━━━━━ Information supplied ━━━━━

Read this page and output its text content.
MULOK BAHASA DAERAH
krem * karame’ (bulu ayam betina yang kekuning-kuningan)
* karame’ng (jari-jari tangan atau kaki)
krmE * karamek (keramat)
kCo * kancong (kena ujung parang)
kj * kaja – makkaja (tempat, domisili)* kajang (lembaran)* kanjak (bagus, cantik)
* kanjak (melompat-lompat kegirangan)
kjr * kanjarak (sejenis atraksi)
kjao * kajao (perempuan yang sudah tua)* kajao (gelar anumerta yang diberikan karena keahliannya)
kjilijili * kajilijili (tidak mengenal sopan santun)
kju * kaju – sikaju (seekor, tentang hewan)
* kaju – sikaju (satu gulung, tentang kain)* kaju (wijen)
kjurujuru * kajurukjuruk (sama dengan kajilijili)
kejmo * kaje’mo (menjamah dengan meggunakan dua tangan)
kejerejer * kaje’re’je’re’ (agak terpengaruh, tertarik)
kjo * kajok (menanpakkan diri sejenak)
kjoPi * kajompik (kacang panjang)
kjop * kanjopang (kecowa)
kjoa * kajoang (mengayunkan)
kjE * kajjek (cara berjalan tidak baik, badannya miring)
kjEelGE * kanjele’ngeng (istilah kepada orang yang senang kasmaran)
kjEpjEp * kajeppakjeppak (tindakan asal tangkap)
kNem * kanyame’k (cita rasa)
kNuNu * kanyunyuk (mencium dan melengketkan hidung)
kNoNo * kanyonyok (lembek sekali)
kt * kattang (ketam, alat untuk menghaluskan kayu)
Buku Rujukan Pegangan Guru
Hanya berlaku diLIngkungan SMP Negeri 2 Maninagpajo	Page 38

━━━━━

# Exercise description
Identify each line of the material where the word "kanjak" shows up, and copy it.

# Answer for the task
kj * kaja – makkaja (tempat, domisili)* kajang (lembaran)* kanjak (bagus, cantik)
* kanjak (melompat-lompat kegirangan)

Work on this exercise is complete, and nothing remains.